• [EXTRACTED ENTRIES]:
************
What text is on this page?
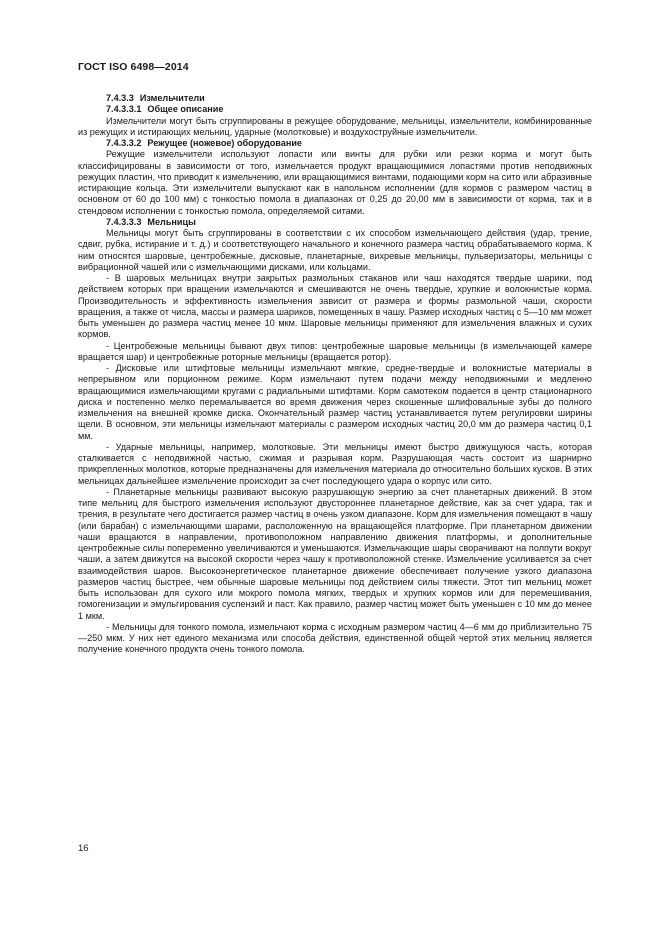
ГОСТ ISO 6498—2014
7.4.3.3 Измельчители
7.4.3.3.1 Общее описание

Измельчители могут быть сгруппированы в режущее оборудование, мельницы, измельчители, комбинированные из режущих и истирающих мельниц, ударные (молотковые) и воздухоструйные измельчители.

7.4.3.3.2 Режущее (ножевое) оборудование

Режущие измельчители используют лопасти или винты для рубки или резки корма и могут быть классифицированы в зависимости от того, измельчается продукт вращающимися лопастями против неподвижных режущих пластин, что приводит к измельчению, или вращающимися винтами, подающими корм на сито или абразивные истирающие кольца. Эти измельчители выпускают как в напольном исполнении (для кормов с размером частиц в основном от 60 до 100 мм) с тонкостью помола в диапазонах от 0,25 до 20,00 мм в зависимости от корма, так и в стендовом исполнении с тонкостью помола, определяемой ситами.

7.4.3.3.3 Мельницы

Мельницы могут быть сгруппированы в соответствии с их способом измельчающего действия (удар, трение, сдвиг, рубка, истирание и т. д.) и соответствующего начального и конечного размера частиц обрабатываемого корма. К ним относятся шаровые, центробежные, дисковые, планетарные, вихревые мельницы, пульверизаторы, мельницы с вибрационной чашей или с измельчающими дисками, или кольцами.

- В шаровых мельницах внутри закрытых размольных стаканов или чаш находятся твердые шарики, под действием которых при вращении измельчаются и смешиваются не очень твердые, хрупкие и волокнистые корма. Производительность и эффективность измельчения зависит от размера и формы размольной чаши, скорости вращения, а также от числа, массы и размера шариков, помещенных в чашу. Размер исходных частиц с 5—10 мм может быть уменьшен до размера частиц менее 10 мкм. Шаровые мельницы применяют для измельчения влажных и сухих кормов.

- Центробежные мельницы бывают двух типов: центробежные шаровые мельницы (в измельчающей камере вращается шар) и центробежные роторные мельницы (вращается ротор).

- Дисковые или штифтовые мельницы измельчают мягкие, средне-твердые и волокнистые материалы в непрерывном или порционном режиме. Корм измельчают путем подачи между неподвижными и медленно вращающимися измельчающими кругами с радиальными штифтами. Корм самотеком подается в центр стационарного диска и постепенно мелко перемалывается во время движения через скошенные шлифовальные зубы до полного измельчения на внешней кромке диска. Окончательный размер частиц устанавливается путем регулировки ширины щели. В основном, эти мельницы измельчают материалы с размером исходных частиц 20,0 мм до размера частиц 0,1 мм.

- Ударные мельницы, например, молотковые. Эти мельницы имеют быстро движущуюся часть, которая сталкивается с неподвижной частью, сжимая и разрывая корм. Разрушающая часть состоит из шарнирно прикрепленных молотков, которые предназначены для измельчения материала до относительно больших кусков. В этих мельницах дальнейшее измельчение происходит за счет последующего удара о корпус или сито.

- Планетарные мельницы развивают высокую разрушающую энергию за счет планетарных движений. В этом типе мельниц для быстрого измельчения используют двустороннее планетарное действие, как за счет удара, так и трения, в результате чего достигается размер частиц в очень узком диапазоне. Корм для измельчения помещают в чашу (или барабан) с измельчающими шарами, расположенную на вращающейся платформе. При планетарном движении чаши вращаются в направлении, противоположном направлению движения платформы, и дополнительные центробежные силы попеременно увеличиваются и уменьшаются. Измельчающие шары сворачивают на полпути вокруг чаши, а затем движутся на высокой скорости через чашу к противоположной стенке. Измельчение усиливается за счет взаимодействия шаров. Высокоэнергетическое планетарное движение обеспечивает получение узкого диапазона размеров частиц быстрее, чем обычные шаровые мельницы под действием силы тяжести. Этот тип мельниц может быть использован для сухого или мокрого помола мягких, твердых и хрупких кормов или для перемешивания, гомогенизации и эмульгирования суспензий и паст. Как правило, размер частиц может быть уменьшен с 10 мм до менее 1 мкм.

- Мельницы для тонкого помола, измельчают корма с исходным размером частиц 4—6 мм до приблизительно 75—250 мкм. У них нет единого механизма или способа действия, единственной общей чертой этих мельниц является получение конечного продукта очень тонкого помола.

16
************
• [AIM]:
Omit the pictures and reproduce the listing exactly.

• [RIGHT ANSWER]:
What text is on this page?
ГОСТ ISO 6498—2014
7.4.3.3 Измельчители
7.4.3.3.1 Общее описание

Измельчители могут быть сгруппированы в режущее оборудование, мельницы, измельчители, комбинированные из режущих и истирающих мельниц, ударные (молотковые) и воздухоструйные измельчители.

7.4.3.3.2 Режущее (ножевое) оборудование

Режущие измельчители используют лопасти или винты для рубки или резки корма и могут быть классифицированы в зависимости от того, измельчается продукт вращающимися лопастями против неподвижных режущих пластин, что приводит к измельчению, или вращающимися винтами, подающими корм на сито или абразивные истирающие кольца. Эти измельчители выпускают как в напольном исполнении (для кормов с размером частиц в основном от 60 до 100 мм) с тонкостью помола в диапазонах от 0,25 до 20,00 мм в зависимости от корма, так и в стендовом исполнении с тонкостью помола, определяемой ситами.

7.4.3.3.3 Мельницы

Мельницы могут быть сгруппированы в соответствии с их способом измельчающего действия (удар, трение, сдвиг, рубка, истирание и т. д.) и соответствующего начального и конечного размера частиц обрабатываемого корма. К ним относятся шаровые, центробежные, дисковые, планетарные, вихревые мельницы, пульверизаторы, мельницы с вибрационной чашей или с измельчающими дисками, или кольцами.

- В шаровых мельницах внутри закрытых размольных стаканов или чаш находятся твердые шарики, под действием которых при вращении измельчаются и смешиваются не очень твердые, хрупкие и волокнистые корма. Производительность и эффективность измельчения зависит от размера и формы размольной чаши, скорости вращения, а также от числа, массы и размера шариков, помещенных в чашу. Размер исходных частиц с 5—10 мм может быть уменьшен до размера частиц менее 10 мкм. Шаровые мельницы применяют для измельчения влажных и сухих кормов.

- Центробежные мельницы бывают двух типов: центробежные шаровые мельницы (в измельчающей камере вращается шар) и центробежные роторные мельницы (вращается ротор).

- Дисковые или штифтовые мельницы измельчают мягкие, средне-твердые и волокнистые материалы в непрерывном или порционном режиме. Корм измельчают путем подачи между неподвижными и медленно вращающимися измельчающими кругами с радиальными штифтами. Корм самотеком подается в центр стационарного диска и постепенно мелко перемалывается во время движения через скошенные шлифовальные зубы до полного измельчения на внешней кромке диска. Окончательный размер частиц устанавливается путем регулировки ширины щели. В основном, эти мельницы измельчают материалы с размером исходных частиц 20,0 мм до размера частиц 0,1 мм.

- Ударные мельницы, например, молотковые. Эти мельницы имеют быстро движущуюся часть, которая сталкивается с неподвижной частью, сжимая и разрывая корм. Разрушающая часть состоит из шарнирно прикрепленных молотков, которые предназначены для измельчения материала до относительно больших кусков. В этих мельницах дальнейшее измельчение происходит за счет последующего удара о корпус или сито.

- Планетарные мельницы развивают высокую разрушающую энергию за счет планетарных движений. В этом типе мельниц для быстрого измельчения используют двустороннее планетарное действие, как за счет удара, так и трения, в результате чего достигается размер частиц в очень узком диапазоне. Корм для измельчения помещают в чашу (или барабан) с измельчающими шарами, расположенную на вращающейся платформе. При планетарном движении чаши вращаются в направлении, противоположном направлению движения платформы, и дополнительные центробежные силы попеременно увеличиваются и уменьшаются. Измельчающие шары сворачивают на полпути вокруг чаши, а затем движутся на высокой скорости через чашу к противоположной стенке. Измельчение усиливается за счет взаимодействия шаров. Высокоэнергетическое планетарное движение обеспечивает получение узкого диапазона размеров частиц быстрее, чем обычные шаровые мельницы под действием силы тяжести. Этот тип мельниц может быть использован для сухого или мокрого помола мягких, твердых и хрупких кормов или для перемешивания, гомогенизации и эмульгирования суспензий и паст. Как правило, размер частиц может быть уменьшен с 10 мм до менее 1 мкм.

- Мельницы для тонкого помола, измельчают корма с исходным размером частиц 4—6 мм до приблизительно 75—250 мкм. У них нет единого механизма или способа действия, единственной общей чертой этих мельниц является получение конечного продукта очень тонкого помола.

16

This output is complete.